== WHAT THE EXERCISE ASKS ==
Reproduce verbatim only the lines from the one containing "Give me the" through the last line below, both included.

== THE INPUT ==
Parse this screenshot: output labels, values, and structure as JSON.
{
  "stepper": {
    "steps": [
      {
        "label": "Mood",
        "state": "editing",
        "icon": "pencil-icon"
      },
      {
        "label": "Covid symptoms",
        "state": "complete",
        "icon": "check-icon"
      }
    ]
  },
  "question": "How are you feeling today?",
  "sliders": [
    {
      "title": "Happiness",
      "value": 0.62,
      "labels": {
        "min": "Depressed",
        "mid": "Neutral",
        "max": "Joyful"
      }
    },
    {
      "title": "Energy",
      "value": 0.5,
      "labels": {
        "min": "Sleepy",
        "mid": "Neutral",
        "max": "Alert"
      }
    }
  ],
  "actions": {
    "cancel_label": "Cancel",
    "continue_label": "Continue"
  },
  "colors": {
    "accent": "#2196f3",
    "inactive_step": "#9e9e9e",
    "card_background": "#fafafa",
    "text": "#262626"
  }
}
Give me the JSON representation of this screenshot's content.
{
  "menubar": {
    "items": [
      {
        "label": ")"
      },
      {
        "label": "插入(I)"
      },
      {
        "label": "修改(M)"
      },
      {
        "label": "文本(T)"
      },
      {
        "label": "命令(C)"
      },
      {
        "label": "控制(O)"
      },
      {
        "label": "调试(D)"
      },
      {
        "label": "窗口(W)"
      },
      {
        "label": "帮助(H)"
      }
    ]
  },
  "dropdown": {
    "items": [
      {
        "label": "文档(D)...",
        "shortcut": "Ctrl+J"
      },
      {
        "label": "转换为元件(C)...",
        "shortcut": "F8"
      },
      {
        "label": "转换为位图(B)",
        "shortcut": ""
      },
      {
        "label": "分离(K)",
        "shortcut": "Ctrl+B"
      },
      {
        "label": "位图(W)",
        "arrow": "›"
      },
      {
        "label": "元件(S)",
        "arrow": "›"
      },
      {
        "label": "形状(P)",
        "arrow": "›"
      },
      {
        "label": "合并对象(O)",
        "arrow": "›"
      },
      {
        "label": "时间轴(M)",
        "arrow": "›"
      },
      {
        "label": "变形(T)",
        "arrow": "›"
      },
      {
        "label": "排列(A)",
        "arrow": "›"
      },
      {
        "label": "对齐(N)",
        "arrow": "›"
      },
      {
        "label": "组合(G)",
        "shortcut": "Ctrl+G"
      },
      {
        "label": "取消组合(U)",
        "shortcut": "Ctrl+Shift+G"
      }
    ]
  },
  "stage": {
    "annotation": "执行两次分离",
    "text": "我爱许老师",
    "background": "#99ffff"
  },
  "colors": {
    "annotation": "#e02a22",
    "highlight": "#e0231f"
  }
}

== CORRECT RESULT ==
Give me the JSON representation of this screenshot's content.
{
  "menubar": {
    "items": [
      {
        "label": ")"
      },
      {
        "label": "插入(I)"
      },
      {
        "label": "修改(M)"
      },
      {
        "label": "文本(T)"
      },
      {
        "label": "命令(C)"
      },
      {
        "label": "控制(O)"
      },
      {
        "label": "调试(D)"
      },
      {
        "label": "窗口(W)"
      },
      {
        "label": "帮助(H)"
      }
    ]
  },
  "dropdown": {
    "items": [
      {
        "label": "文档(D)...",
        "shortcut": "Ctrl+J"
      },
      {
        "label": "转换为元件(C)...",
        "shortcut": "F8"
      },
      {
        "label": "转换为位图(B)",
        "shortcut": ""
      },
      {
        "label": "分离(K)",
        "shortcut": "Ctrl+B"
      },
      {
        "label": "位图(W)",
        "arrow": "›"
      },
      {
        "label": "元件(S)",
        "arrow": "›"
      },
      {
        "label": "形状(P)",
        "arrow": "›"
      },
      {
        "label": "合并对象(O)",
        "arrow": "›"
      },
      {
        "label": "时间轴(M)",
        "arrow": "›"
      },
      {
        "label": "变形(T)",
        "arrow": "›"
      },
      {
        "label": "排列(A)",
        "arrow": "›"
      },
      {
        "label": "对齐(N)",
        "arrow": "›"
      },
      {
        "label": "组合(G)",
        "shortcut": "Ctrl+G"
      },
      {
        "label": "取消组合(U)",
        "shortcut": "Ctrl+Shift+G"
      }
    ]
  },
  "stage": {
    "annotation": "执行两次分离",
    "text": "我爱许老师",
    "background": "#99ffff"
  },
  "colors": {
    "annotation": "#e02a22",
    "highlight": "#e0231f"
  }
}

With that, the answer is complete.